[BEGIN SUPPLIED RECORDS]

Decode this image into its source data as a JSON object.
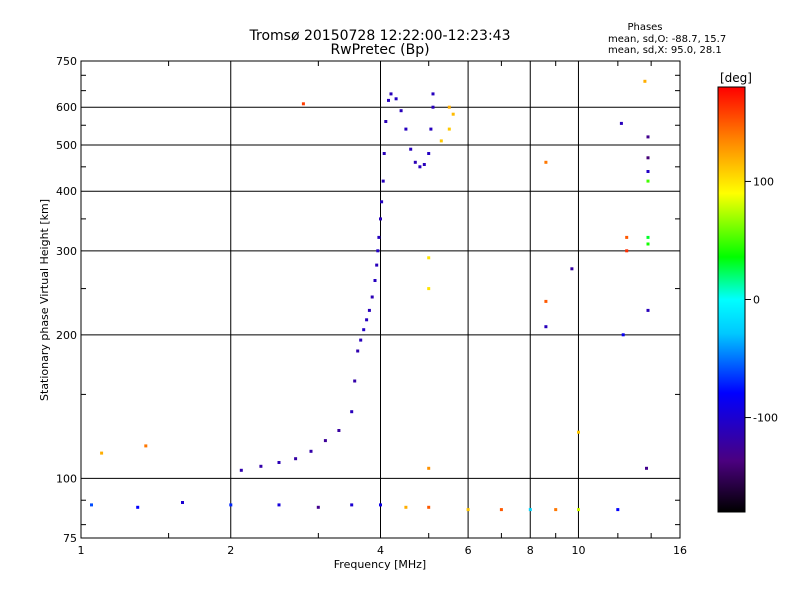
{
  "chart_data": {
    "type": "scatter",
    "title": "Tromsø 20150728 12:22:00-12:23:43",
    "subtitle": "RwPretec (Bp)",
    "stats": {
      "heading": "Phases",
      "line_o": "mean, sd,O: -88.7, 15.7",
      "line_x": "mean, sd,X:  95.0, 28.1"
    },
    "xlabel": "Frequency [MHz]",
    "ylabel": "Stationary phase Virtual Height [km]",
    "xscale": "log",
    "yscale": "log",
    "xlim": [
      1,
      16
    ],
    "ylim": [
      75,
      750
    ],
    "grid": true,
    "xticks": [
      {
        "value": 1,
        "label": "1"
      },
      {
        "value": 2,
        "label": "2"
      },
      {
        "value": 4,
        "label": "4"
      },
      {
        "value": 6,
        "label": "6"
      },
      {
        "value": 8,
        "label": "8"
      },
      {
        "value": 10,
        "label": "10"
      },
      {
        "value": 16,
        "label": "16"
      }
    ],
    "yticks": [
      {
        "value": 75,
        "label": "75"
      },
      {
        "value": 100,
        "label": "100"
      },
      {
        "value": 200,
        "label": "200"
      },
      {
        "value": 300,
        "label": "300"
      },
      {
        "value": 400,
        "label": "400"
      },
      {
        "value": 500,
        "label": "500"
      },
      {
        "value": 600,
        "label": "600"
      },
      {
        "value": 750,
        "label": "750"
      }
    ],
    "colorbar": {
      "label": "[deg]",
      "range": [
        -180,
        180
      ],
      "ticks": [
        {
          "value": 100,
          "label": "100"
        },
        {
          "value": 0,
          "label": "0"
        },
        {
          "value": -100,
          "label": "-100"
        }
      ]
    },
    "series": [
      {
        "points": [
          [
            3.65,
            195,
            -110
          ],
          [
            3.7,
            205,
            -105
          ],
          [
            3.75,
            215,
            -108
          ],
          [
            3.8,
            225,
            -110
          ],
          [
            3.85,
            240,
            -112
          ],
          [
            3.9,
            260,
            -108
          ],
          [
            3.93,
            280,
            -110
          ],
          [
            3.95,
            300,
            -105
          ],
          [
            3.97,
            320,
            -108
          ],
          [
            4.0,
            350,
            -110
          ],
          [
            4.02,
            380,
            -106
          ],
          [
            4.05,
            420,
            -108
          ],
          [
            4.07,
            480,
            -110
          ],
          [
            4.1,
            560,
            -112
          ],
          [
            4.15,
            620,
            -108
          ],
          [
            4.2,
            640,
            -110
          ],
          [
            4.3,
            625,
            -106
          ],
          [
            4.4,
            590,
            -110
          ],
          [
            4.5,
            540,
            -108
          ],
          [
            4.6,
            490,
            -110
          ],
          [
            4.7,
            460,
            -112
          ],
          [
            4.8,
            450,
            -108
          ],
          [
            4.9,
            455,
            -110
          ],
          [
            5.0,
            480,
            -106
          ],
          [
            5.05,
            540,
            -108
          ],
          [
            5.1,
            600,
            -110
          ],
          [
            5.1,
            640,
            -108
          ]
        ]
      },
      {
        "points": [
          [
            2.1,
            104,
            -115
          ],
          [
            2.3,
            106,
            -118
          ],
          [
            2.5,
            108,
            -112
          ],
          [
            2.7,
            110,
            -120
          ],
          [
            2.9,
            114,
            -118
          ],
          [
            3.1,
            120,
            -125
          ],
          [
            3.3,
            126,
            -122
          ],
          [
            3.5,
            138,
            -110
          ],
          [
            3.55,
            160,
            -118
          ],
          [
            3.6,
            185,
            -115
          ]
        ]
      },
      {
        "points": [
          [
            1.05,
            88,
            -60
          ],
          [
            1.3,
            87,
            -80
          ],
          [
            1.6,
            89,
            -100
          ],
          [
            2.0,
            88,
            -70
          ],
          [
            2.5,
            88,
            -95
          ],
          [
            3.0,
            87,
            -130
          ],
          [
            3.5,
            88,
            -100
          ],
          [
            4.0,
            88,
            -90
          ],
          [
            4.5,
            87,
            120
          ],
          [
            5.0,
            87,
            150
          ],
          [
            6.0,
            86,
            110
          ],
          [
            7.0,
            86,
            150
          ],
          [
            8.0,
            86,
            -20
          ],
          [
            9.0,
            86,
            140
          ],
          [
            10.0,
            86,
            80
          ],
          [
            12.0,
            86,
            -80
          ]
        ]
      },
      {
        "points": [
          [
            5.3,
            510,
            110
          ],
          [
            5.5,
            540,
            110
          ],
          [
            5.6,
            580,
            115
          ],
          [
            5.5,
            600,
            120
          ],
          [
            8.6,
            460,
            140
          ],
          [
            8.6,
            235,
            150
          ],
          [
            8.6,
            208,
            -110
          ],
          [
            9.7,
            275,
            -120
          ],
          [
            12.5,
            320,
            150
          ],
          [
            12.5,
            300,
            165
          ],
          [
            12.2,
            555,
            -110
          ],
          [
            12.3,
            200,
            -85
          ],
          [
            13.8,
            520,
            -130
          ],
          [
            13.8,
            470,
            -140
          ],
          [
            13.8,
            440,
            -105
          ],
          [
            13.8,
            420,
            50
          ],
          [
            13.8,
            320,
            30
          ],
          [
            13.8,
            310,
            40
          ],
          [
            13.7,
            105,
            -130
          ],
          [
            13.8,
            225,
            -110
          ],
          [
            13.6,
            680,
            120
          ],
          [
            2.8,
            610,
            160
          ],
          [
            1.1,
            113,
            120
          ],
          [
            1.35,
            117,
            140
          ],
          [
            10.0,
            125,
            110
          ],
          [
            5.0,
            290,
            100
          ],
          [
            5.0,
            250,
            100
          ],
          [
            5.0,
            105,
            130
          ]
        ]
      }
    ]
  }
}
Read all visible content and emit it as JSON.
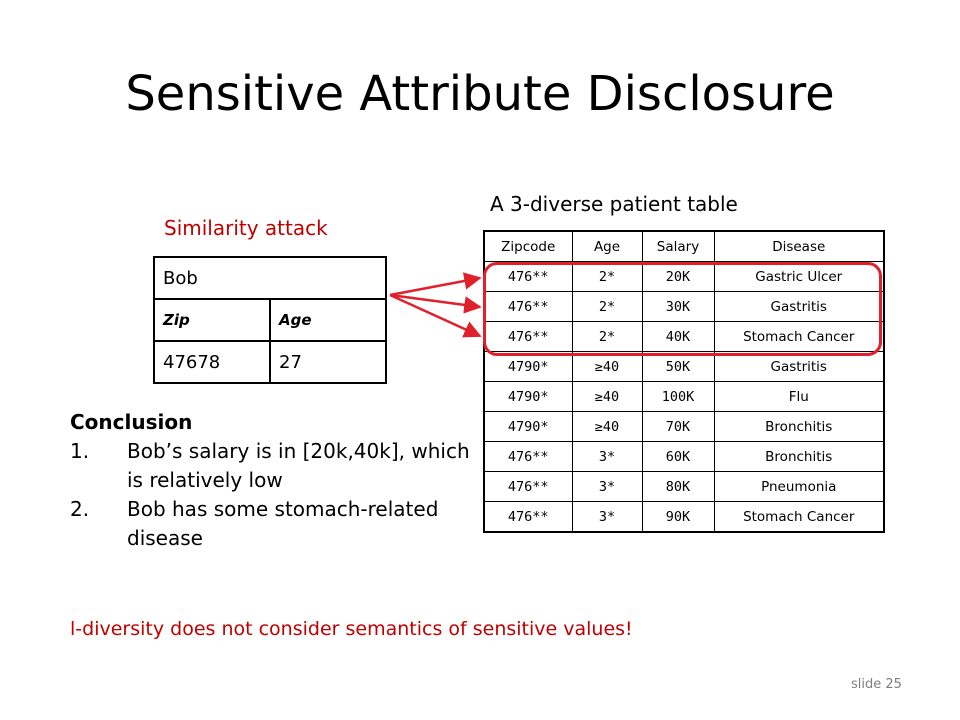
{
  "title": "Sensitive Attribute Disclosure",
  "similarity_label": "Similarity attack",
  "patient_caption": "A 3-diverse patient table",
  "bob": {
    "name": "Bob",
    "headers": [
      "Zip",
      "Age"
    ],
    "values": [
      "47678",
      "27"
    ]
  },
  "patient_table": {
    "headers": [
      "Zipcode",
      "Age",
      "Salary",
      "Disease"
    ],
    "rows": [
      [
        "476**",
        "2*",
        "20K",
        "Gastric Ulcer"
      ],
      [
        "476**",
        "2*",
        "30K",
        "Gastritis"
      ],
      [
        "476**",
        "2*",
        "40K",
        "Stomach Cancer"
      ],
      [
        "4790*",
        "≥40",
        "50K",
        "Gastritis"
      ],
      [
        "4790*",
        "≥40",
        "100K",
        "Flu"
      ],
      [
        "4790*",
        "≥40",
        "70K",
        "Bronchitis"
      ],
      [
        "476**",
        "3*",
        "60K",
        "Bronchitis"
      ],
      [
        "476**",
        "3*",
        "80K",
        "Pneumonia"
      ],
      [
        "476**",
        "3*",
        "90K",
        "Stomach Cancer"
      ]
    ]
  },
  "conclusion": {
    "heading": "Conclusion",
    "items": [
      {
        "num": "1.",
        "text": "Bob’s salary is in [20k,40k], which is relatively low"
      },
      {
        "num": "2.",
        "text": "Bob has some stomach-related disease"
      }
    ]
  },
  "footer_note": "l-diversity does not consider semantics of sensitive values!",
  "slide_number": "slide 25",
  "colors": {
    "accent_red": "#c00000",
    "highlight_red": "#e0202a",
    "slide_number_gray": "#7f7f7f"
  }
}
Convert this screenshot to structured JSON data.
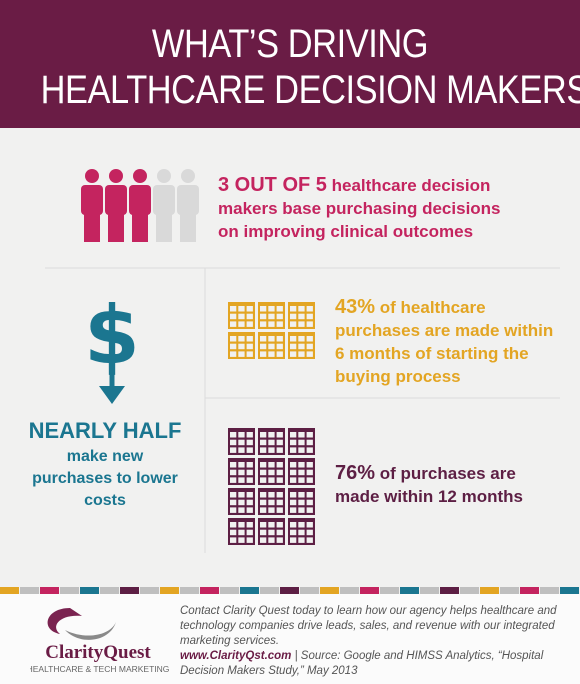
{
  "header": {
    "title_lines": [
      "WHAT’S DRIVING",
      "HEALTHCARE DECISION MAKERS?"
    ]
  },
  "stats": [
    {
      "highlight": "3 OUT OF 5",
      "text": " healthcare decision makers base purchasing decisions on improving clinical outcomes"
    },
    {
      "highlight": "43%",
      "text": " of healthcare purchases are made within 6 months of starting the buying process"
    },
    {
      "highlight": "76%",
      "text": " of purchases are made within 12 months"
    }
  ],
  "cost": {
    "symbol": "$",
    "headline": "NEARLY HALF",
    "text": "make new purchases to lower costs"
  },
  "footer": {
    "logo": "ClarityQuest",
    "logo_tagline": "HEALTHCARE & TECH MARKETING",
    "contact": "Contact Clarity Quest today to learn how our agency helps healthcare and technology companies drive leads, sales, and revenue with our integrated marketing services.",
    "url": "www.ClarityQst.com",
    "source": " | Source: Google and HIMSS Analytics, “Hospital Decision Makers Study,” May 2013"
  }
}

[END SUPPLIED RECORDS]

**CHALLENGE:**
Please copy exactly the lines from the one containing "Convert this screenshot" through the last line of the records above, both included, and leave out any pictures.

**FULL OUTPUT:**
Convert this screenshot to structured JSON data.
{
  "header": {
    "title_lines": [
      "WHAT’S DRIVING",
      "HEALTHCARE DECISION MAKERS?"
    ]
  },
  "stats": [
    {
      "highlight": "3 OUT OF 5",
      "text": " healthcare decision makers base purchasing decisions on improving clinical outcomes"
    },
    {
      "highlight": "43%",
      "text": " of healthcare purchases are made within 6 months of starting the buying process"
    },
    {
      "highlight": "76%",
      "text": " of purchases are made within 12 months"
    }
  ],
  "cost": {
    "symbol": "$",
    "headline": "NEARLY HALF",
    "text": "make new purchases to lower costs"
  },
  "footer": {
    "logo": "ClarityQuest",
    "logo_tagline": "HEALTHCARE & TECH MARKETING",
    "contact": "Contact Clarity Quest today to learn how our agency helps healthcare and technology companies drive leads, sales, and revenue with our integrated marketing services.",
    "url": "www.ClarityQst.com",
    "source": " | Source: Google and HIMSS Analytics, “Hospital Decision Makers Study,” May 2013"
  }
}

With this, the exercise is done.